§ DATA ENTRIES
§ §

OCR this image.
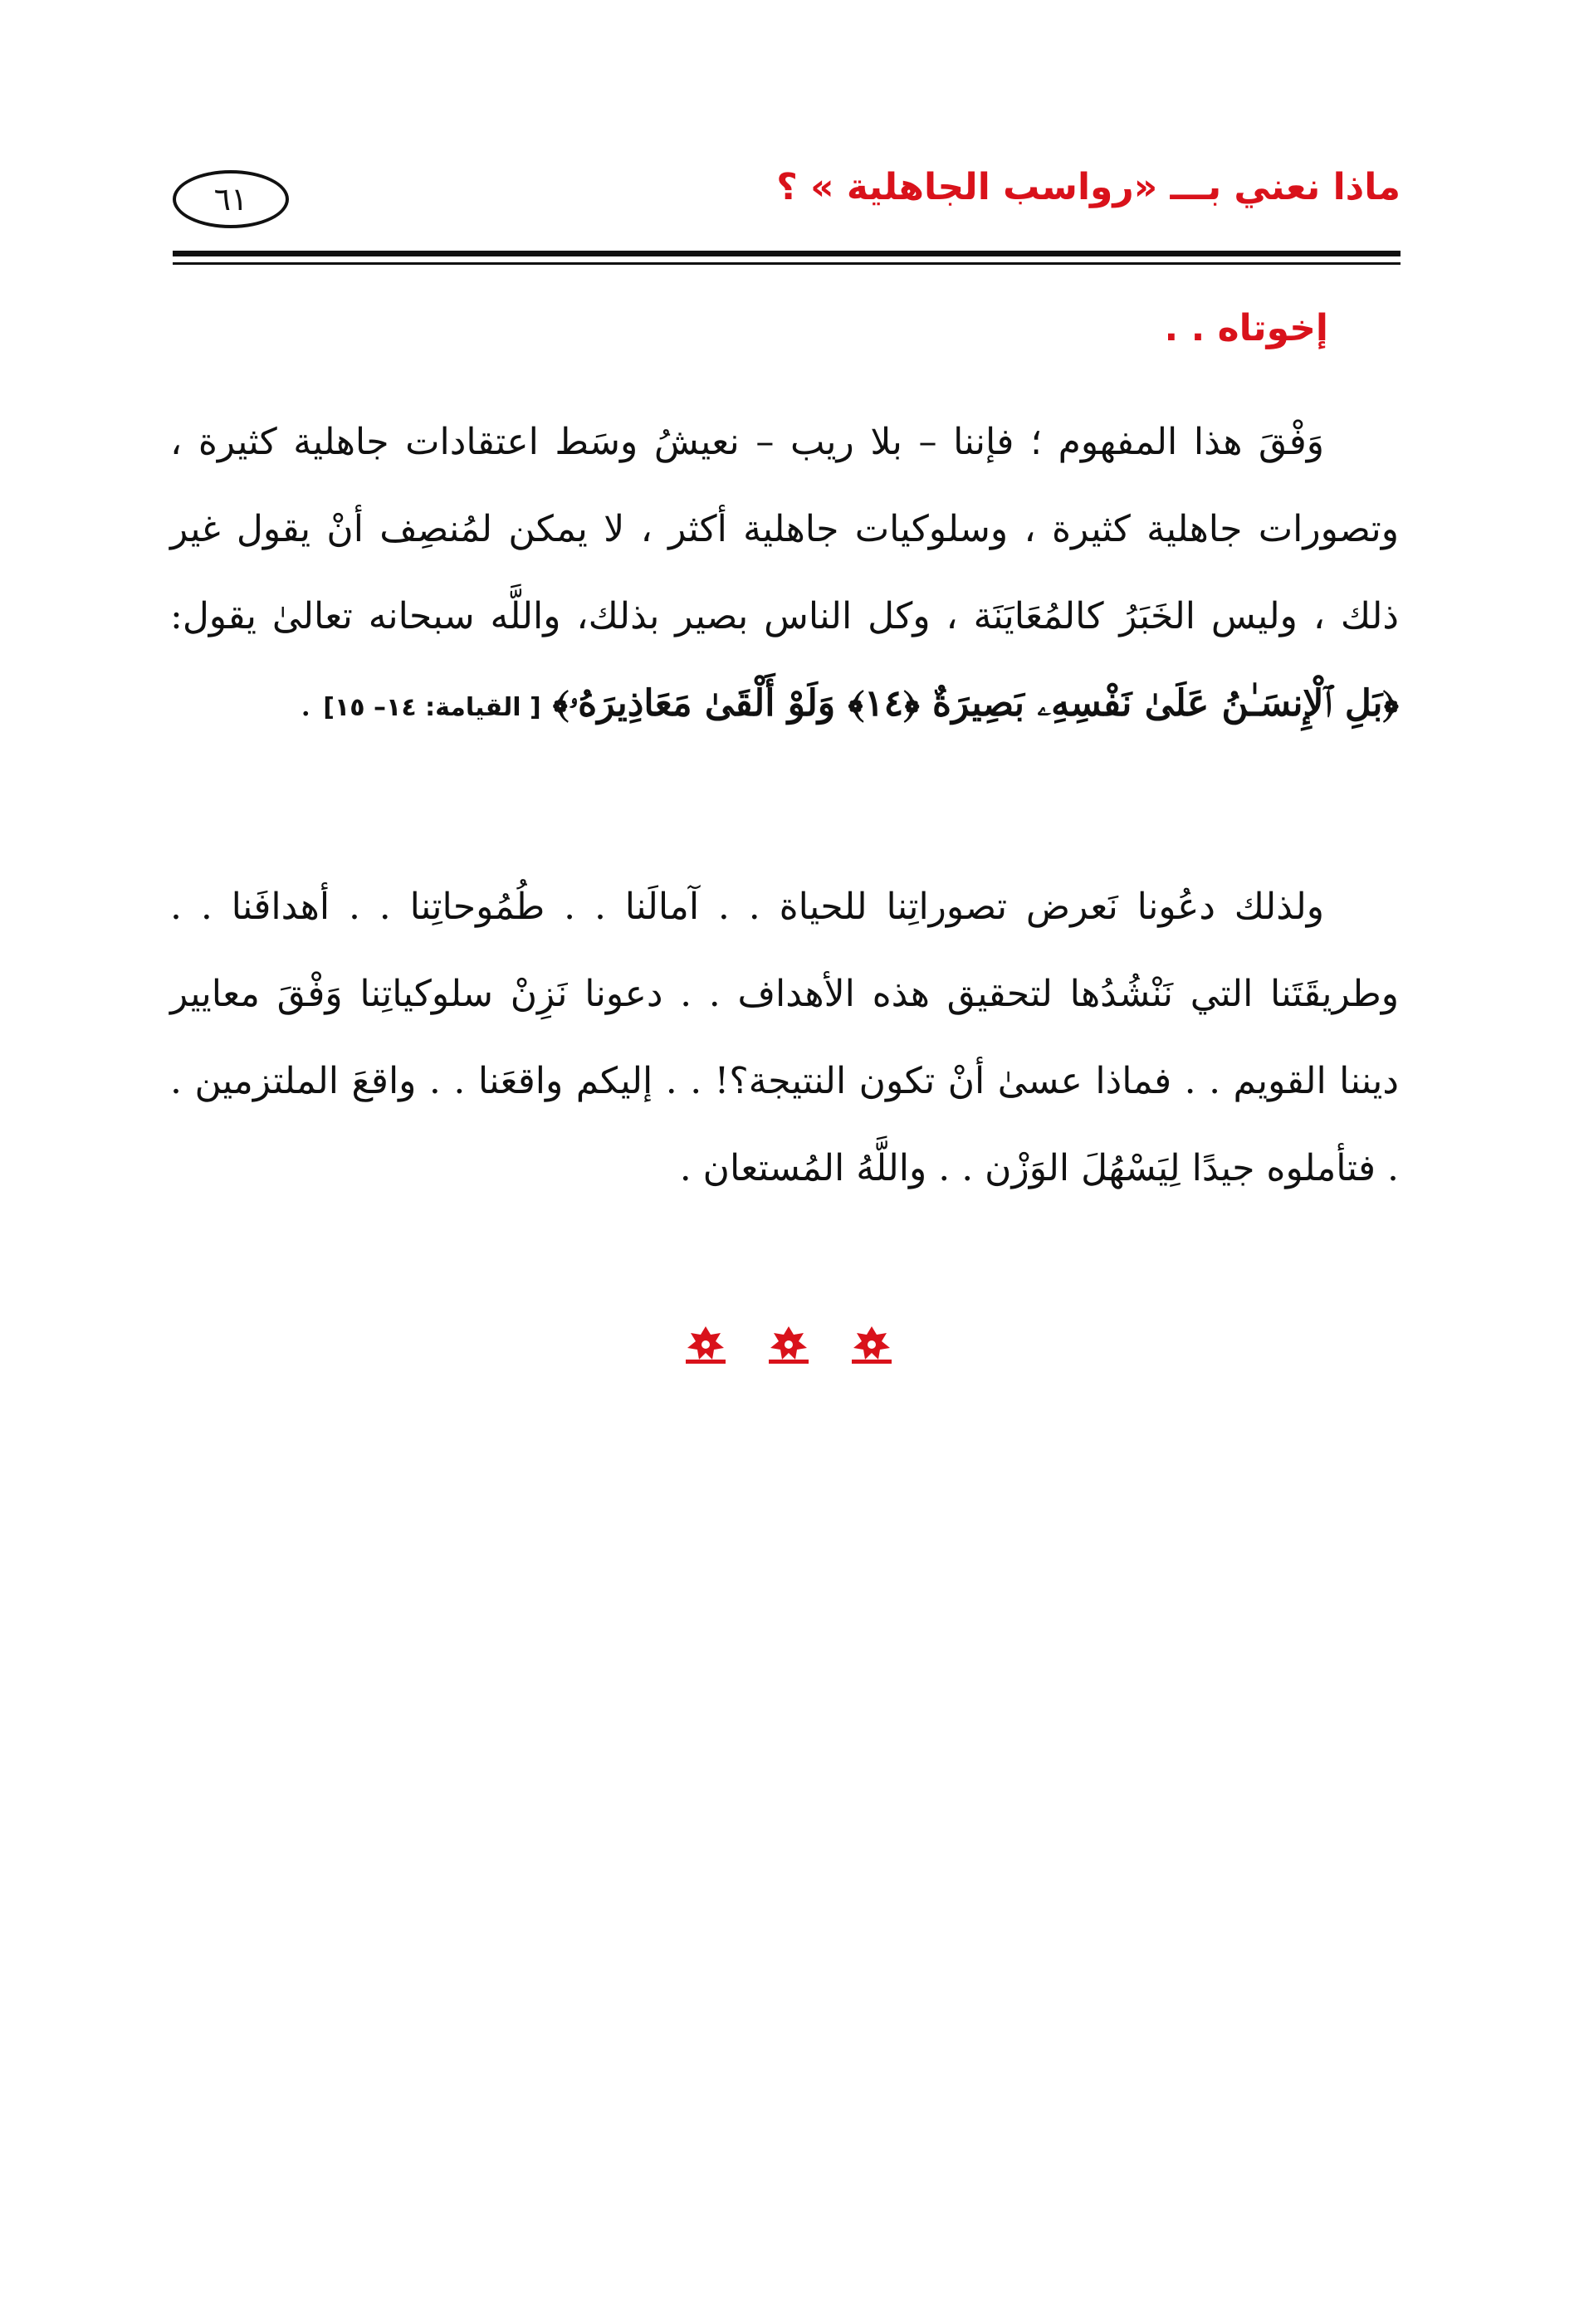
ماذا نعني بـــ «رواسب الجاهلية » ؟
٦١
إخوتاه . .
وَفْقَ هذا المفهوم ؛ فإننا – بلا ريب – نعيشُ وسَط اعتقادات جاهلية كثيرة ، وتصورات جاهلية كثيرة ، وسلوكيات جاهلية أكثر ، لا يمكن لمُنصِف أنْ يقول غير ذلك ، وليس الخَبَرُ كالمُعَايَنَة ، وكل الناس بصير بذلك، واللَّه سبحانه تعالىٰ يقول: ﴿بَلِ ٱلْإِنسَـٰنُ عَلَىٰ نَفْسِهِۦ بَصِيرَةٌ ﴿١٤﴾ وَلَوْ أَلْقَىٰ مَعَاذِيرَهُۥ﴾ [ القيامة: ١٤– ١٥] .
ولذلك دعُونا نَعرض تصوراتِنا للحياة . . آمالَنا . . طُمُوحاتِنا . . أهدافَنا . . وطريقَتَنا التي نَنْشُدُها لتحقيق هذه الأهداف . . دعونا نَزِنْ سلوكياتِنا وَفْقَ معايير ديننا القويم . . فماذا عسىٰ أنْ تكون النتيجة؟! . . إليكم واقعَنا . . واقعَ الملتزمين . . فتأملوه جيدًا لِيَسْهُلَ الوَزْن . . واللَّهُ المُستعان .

§ §

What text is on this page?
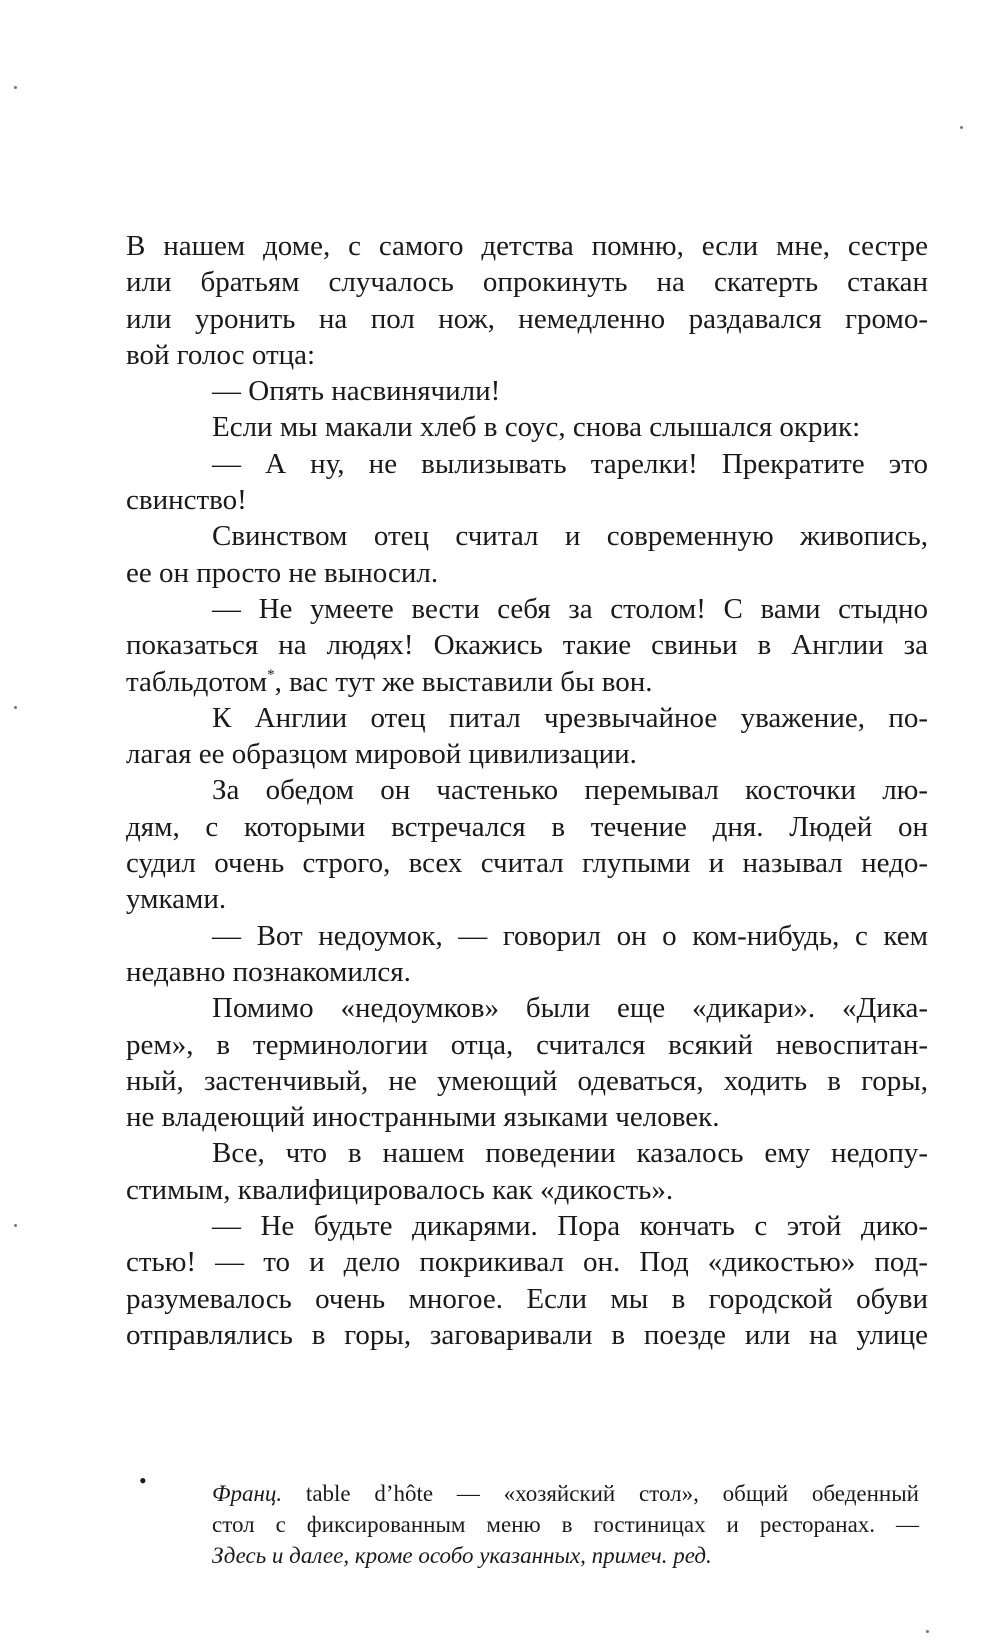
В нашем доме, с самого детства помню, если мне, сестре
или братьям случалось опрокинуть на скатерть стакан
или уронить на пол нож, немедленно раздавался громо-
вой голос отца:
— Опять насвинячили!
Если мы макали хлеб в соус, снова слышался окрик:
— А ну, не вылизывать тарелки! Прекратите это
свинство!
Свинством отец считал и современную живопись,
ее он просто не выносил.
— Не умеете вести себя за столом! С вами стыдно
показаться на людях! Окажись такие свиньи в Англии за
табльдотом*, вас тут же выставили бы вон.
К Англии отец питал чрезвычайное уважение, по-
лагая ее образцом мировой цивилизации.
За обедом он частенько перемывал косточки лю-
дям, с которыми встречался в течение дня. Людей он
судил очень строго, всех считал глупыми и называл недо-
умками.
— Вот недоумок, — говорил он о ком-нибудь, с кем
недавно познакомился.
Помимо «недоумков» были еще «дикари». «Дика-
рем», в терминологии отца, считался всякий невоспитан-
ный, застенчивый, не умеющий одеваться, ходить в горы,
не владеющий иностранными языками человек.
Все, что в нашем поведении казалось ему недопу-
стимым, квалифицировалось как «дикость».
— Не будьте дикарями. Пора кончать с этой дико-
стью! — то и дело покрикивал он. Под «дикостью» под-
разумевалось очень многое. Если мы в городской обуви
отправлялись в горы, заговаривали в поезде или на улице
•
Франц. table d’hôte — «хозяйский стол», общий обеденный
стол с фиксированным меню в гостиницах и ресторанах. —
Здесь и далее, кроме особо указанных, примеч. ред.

§ §

§ AIM OF THE EXERCISE
Search the data above for the string "отец" and return every line that has it.

§ COMPLETE ANSWER
Свинством отец считал и современную живопись,
К Англии отец питал чрезвычайное уважение, по-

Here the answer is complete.